(Extracted records)
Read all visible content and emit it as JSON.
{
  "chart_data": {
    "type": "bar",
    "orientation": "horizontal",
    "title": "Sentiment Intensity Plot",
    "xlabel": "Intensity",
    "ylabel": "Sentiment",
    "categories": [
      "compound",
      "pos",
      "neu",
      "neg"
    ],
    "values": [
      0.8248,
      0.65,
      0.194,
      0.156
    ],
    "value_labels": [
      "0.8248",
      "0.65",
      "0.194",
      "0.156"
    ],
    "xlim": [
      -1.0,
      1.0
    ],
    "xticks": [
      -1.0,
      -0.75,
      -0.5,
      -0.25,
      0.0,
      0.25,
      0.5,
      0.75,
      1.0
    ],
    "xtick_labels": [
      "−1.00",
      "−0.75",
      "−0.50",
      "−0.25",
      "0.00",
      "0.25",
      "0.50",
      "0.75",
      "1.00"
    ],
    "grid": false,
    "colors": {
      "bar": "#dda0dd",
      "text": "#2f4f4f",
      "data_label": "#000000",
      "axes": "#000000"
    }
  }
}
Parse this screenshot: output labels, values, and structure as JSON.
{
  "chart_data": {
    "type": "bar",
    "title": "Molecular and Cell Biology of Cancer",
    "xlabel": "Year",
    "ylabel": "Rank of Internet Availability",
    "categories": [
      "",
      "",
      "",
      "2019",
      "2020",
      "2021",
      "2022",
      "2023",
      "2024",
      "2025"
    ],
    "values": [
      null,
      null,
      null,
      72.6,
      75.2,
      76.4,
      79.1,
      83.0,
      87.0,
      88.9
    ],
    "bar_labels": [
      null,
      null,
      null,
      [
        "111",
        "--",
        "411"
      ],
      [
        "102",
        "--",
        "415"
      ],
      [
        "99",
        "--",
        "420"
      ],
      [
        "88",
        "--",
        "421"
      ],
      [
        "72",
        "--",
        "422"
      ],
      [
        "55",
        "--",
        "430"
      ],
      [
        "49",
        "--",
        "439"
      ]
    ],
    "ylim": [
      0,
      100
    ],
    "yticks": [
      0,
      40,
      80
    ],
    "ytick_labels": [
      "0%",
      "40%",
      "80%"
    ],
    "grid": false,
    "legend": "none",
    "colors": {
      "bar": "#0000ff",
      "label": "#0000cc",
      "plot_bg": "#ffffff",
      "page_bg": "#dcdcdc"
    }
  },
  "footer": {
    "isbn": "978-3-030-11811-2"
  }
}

■ PROBLEM TO SOLVE ■
Extract every entry in the listing word for word.

■ FULL OUTPUT ■
Read all visible content and emit it as JSON.
{
  "chart_data": {
    "type": "bar",
    "orientation": "horizontal",
    "title": "Sentiment Intensity Plot",
    "xlabel": "Intensity",
    "ylabel": "Sentiment",
    "categories": [
      "compound",
      "pos",
      "neu",
      "neg"
    ],
    "values": [
      0.8248,
      0.65,
      0.194,
      0.156
    ],
    "value_labels": [
      "0.8248",
      "0.65",
      "0.194",
      "0.156"
    ],
    "xlim": [
      -1.0,
      1.0
    ],
    "xticks": [
      -1.0,
      -0.75,
      -0.5,
      -0.25,
      0.0,
      0.25,
      0.5,
      0.75,
      1.0
    ],
    "xtick_labels": [
      "−1.00",
      "−0.75",
      "−0.50",
      "−0.25",
      "0.00",
      "0.25",
      "0.50",
      "0.75",
      "1.00"
    ],
    "grid": false,
    "colors": {
      "bar": "#dda0dd",
      "text": "#2f4f4f",
      "data_label": "#000000",
      "axes": "#000000"
    }
  }
}
Parse this screenshot: output labels, values, and structure as JSON.
{
  "chart_data": {
    "type": "bar",
    "title": "Molecular and Cell Biology of Cancer",
    "xlabel": "Year",
    "ylabel": "Rank of Internet Availability",
    "categories": [
      "",
      "",
      "",
      "2019",
      "2020",
      "2021",
      "2022",
      "2023",
      "2024",
      "2025"
    ],
    "values": [
      null,
      null,
      null,
      72.6,
      75.2,
      76.4,
      79.1,
      83.0,
      87.0,
      88.9
    ],
    "bar_labels": [
      null,
      null,
      null,
      [
        "111",
        "--",
        "411"
      ],
      [
        "102",
        "--",
        "415"
      ],
      [
        "99",
        "--",
        "420"
      ],
      [
        "88",
        "--",
        "421"
      ],
      [
        "72",
        "--",
        "422"
      ],
      [
        "55",
        "--",
        "430"
      ],
      [
        "49",
        "--",
        "439"
      ]
    ],
    "ylim": [
      0,
      100
    ],
    "yticks": [
      0,
      40,
      80
    ],
    "ytick_labels": [
      "0%",
      "40%",
      "80%"
    ],
    "grid": false,
    "legend": "none",
    "colors": {
      "bar": "#0000ff",
      "label": "#0000cc",
      "plot_bg": "#ffffff",
      "page_bg": "#dcdcdc"
    }
  },
  "footer": {
    "isbn": "978-3-030-11811-2"
  }
}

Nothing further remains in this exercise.